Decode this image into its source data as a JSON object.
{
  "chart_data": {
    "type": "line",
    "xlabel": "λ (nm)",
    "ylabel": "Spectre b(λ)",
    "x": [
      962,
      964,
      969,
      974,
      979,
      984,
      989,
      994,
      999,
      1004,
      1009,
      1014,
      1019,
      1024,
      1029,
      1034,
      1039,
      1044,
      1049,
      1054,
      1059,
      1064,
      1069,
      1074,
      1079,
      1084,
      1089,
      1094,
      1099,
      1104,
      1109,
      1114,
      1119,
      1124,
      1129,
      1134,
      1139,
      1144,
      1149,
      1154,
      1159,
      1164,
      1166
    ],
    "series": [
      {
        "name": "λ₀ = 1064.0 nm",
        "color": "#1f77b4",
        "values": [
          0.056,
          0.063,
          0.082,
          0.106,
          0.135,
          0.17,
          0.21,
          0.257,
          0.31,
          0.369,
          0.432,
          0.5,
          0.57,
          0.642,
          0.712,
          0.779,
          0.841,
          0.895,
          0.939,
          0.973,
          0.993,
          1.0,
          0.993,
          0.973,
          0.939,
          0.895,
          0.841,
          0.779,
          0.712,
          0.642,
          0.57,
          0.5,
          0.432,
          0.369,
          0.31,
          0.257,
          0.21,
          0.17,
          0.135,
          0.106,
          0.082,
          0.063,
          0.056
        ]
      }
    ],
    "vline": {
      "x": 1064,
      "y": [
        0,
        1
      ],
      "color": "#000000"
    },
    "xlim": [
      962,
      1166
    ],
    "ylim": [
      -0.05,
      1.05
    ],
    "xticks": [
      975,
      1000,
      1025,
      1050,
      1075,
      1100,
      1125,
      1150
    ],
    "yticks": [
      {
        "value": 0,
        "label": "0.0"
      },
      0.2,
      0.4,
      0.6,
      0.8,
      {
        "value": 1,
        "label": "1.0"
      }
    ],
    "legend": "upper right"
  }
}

# # # # #

Reproduce the entries above in full, verbatim.

**Exercise solution:**
Decode this image into its source data as a JSON object.
{
  "chart_data": {
    "type": "line",
    "xlabel": "λ (nm)",
    "ylabel": "Spectre b(λ)",
    "x": [
      962,
      964,
      969,
      974,
      979,
      984,
      989,
      994,
      999,
      1004,
      1009,
      1014,
      1019,
      1024,
      1029,
      1034,
      1039,
      1044,
      1049,
      1054,
      1059,
      1064,
      1069,
      1074,
      1079,
      1084,
      1089,
      1094,
      1099,
      1104,
      1109,
      1114,
      1119,
      1124,
      1129,
      1134,
      1139,
      1144,
      1149,
      1154,
      1159,
      1164,
      1166
    ],
    "series": [
      {
        "name": "λ₀ = 1064.0 nm",
        "color": "#1f77b4",
        "values": [
          0.056,
          0.063,
          0.082,
          0.106,
          0.135,
          0.17,
          0.21,
          0.257,
          0.31,
          0.369,
          0.432,
          0.5,
          0.57,
          0.642,
          0.712,
          0.779,
          0.841,
          0.895,
          0.939,
          0.973,
          0.993,
          1.0,
          0.993,
          0.973,
          0.939,
          0.895,
          0.841,
          0.779,
          0.712,
          0.642,
          0.57,
          0.5,
          0.432,
          0.369,
          0.31,
          0.257,
          0.21,
          0.17,
          0.135,
          0.106,
          0.082,
          0.063,
          0.056
        ]
      }
    ],
    "vline": {
      "x": 1064,
      "y": [
        0,
        1
      ],
      "color": "#000000"
    },
    "xlim": [
      962,
      1166
    ],
    "ylim": [
      -0.05,
      1.05
    ],
    "xticks": [
      975,
      1000,
      1025,
      1050,
      1075,
      1100,
      1125,
      1150
    ],
    "yticks": [
      {
        "value": 0,
        "label": "0.0"
      },
      0.2,
      0.4,
      0.6,
      0.8,
      {
        "value": 1,
        "label": "1.0"
      }
    ],
    "legend": "upper right"
  }
}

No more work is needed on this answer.